> **The task**
Using the listing below, please gather every line containing the word "that".

Dataset records
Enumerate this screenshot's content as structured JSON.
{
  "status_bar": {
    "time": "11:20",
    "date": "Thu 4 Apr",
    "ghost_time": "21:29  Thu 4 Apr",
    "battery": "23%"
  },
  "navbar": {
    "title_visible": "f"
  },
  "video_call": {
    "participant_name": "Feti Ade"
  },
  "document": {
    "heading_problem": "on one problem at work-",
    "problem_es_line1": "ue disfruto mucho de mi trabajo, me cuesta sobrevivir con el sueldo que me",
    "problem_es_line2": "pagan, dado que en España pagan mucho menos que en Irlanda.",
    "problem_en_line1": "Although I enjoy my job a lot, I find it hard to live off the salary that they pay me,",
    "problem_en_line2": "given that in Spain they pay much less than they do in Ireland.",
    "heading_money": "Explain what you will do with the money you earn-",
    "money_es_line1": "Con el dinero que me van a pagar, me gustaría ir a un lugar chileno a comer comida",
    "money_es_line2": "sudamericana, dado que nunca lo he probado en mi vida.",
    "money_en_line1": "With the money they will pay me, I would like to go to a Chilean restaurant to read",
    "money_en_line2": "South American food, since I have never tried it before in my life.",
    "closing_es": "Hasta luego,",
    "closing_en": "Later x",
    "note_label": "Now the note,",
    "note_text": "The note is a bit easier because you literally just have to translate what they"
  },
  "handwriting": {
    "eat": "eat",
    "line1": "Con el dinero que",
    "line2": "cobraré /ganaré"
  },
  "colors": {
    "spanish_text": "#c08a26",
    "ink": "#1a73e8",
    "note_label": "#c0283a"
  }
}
==
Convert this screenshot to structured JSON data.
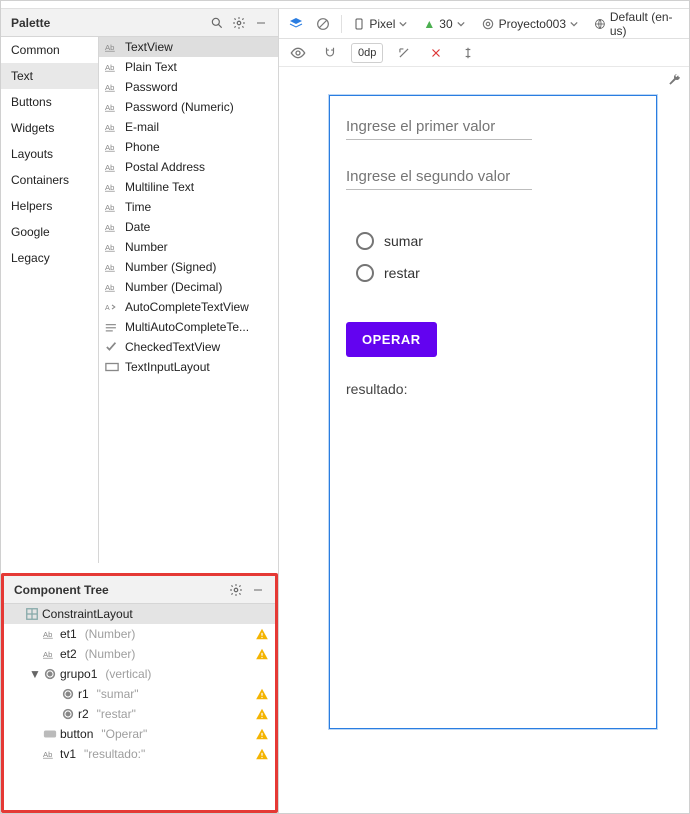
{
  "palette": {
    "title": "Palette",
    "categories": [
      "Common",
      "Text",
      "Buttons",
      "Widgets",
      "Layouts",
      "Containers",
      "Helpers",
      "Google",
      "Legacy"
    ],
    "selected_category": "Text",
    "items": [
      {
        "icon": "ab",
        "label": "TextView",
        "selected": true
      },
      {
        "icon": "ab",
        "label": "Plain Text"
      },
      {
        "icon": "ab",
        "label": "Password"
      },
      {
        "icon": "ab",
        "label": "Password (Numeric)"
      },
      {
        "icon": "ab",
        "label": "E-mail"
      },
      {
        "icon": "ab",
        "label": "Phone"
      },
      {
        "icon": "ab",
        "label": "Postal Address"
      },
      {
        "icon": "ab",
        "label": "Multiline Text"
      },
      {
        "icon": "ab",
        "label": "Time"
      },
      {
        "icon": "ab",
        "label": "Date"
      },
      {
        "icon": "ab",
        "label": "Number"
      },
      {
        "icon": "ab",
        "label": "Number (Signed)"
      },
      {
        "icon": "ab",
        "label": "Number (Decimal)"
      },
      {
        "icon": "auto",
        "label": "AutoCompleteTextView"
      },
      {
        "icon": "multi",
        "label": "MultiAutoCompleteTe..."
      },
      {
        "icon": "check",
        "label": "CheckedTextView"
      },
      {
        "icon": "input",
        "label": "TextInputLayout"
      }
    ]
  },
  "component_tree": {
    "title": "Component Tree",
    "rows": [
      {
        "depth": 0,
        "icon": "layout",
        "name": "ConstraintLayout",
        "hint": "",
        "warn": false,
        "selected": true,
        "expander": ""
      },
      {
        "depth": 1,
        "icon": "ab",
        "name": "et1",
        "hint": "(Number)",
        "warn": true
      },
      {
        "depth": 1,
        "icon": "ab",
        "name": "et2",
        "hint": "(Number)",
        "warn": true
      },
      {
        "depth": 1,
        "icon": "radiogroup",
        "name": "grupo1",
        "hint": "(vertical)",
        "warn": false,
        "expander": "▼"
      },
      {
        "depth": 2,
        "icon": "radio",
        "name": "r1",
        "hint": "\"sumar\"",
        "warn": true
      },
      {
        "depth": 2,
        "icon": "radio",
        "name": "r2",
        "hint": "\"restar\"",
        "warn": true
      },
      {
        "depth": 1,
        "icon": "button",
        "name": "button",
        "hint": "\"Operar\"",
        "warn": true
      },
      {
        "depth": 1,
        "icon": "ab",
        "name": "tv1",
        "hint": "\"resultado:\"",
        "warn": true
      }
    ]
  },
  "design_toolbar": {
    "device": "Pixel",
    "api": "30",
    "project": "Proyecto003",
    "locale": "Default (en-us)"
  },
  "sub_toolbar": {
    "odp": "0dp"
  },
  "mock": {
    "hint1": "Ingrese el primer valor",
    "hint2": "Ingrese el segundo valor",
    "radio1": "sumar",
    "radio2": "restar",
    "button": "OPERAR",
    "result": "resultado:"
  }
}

> **Problem solution**
    "problem_en_line1": "Although I enjoy my job a lot, I find it hard to live off the salary that they pay me,",
    "problem_en_line2": "given that in Spain they pay much less than they do in Ireland.",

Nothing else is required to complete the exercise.